WRITTEN INSTRUCTION: Pick out each line in these entries that contains the string "mining".

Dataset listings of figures
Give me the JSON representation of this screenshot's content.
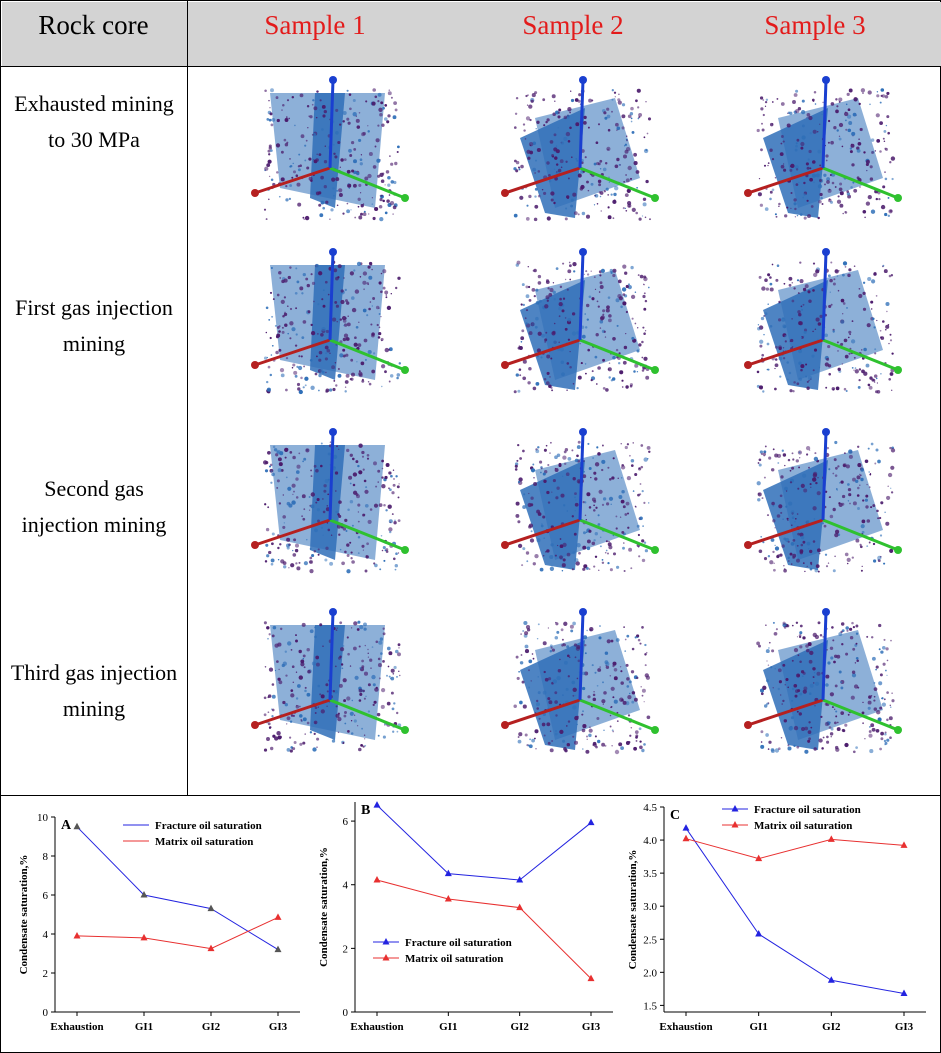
{
  "table": {
    "header": {
      "rock_core_label": "Rock core",
      "samples": [
        "Sample 1",
        "Sample 2",
        "Sample 3"
      ],
      "sample_color": "#e31b1b"
    },
    "rows": [
      {
        "label": "Exhausted mining to 30 MPa"
      },
      {
        "label": "First gas injection mining"
      },
      {
        "label": "Second gas injection mining"
      },
      {
        "label": "Third gas injection mining"
      }
    ],
    "colors": {
      "fracture": "#2f6fb8",
      "pores": "#4a1a6b",
      "axis_x": "#b52020",
      "axis_y": "#2fc12f",
      "axis_z": "#1a3fd0"
    }
  },
  "chart_data": [
    {
      "panel": "A",
      "type": "line",
      "categories": [
        "Exhaustion",
        "GI1",
        "GI2",
        "GI3"
      ],
      "ylabel": "Condensate saturation,%",
      "ylim": [
        0,
        10
      ],
      "yticks": [
        "0",
        "2",
        "4",
        "6",
        "8",
        "10"
      ],
      "legend_position": "top-right",
      "series": [
        {
          "name": "Fracture oil saturation",
          "color": "#2323e0",
          "values": [
            9.5,
            6.0,
            5.3,
            3.2
          ]
        },
        {
          "name": "Matrix oil saturation",
          "color": "#e83030",
          "values": [
            3.9,
            3.8,
            3.25,
            4.85
          ]
        }
      ]
    },
    {
      "panel": "B",
      "type": "line",
      "categories": [
        "Exhaustion",
        "GI1",
        "GI2",
        "GI3"
      ],
      "ylabel": "Condensate saturation,%",
      "ylim": [
        0,
        6.6
      ],
      "yticks": [
        "0",
        "2",
        "4",
        "6"
      ],
      "legend_position": "bottom-left",
      "series": [
        {
          "name": "Fracture oil saturation",
          "color": "#2323e0",
          "values": [
            6.5,
            4.35,
            4.15,
            5.95
          ]
        },
        {
          "name": "Matrix oil saturation",
          "color": "#e83030",
          "values": [
            4.15,
            3.55,
            3.28,
            1.05
          ]
        }
      ]
    },
    {
      "panel": "C",
      "type": "line",
      "categories": [
        "Exhaustion",
        "GI1",
        "GI2",
        "GI3"
      ],
      "ylabel": "Condensate saturation,%",
      "ylim": [
        1.4,
        4.5
      ],
      "yticks": [
        "1.5",
        "2.0",
        "2.5",
        "3.0",
        "3.5",
        "4.0",
        "4.5"
      ],
      "legend_position": "top-right",
      "series": [
        {
          "name": "Fracture oil saturation",
          "color": "#2323e0",
          "values": [
            4.18,
            2.58,
            1.88,
            1.68
          ]
        },
        {
          "name": "Matrix oil saturation",
          "color": "#e83030",
          "values": [
            4.02,
            3.72,
            4.01,
            3.92
          ]
        }
      ]
    }
  ]
}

SOLUTION FOR THIS TASK:
        "label": "Exhausted mining to 30 MPa"
        "label": "First gas injection mining"
        "label": "Second gas injection mining"
        "label": "Third gas injection mining"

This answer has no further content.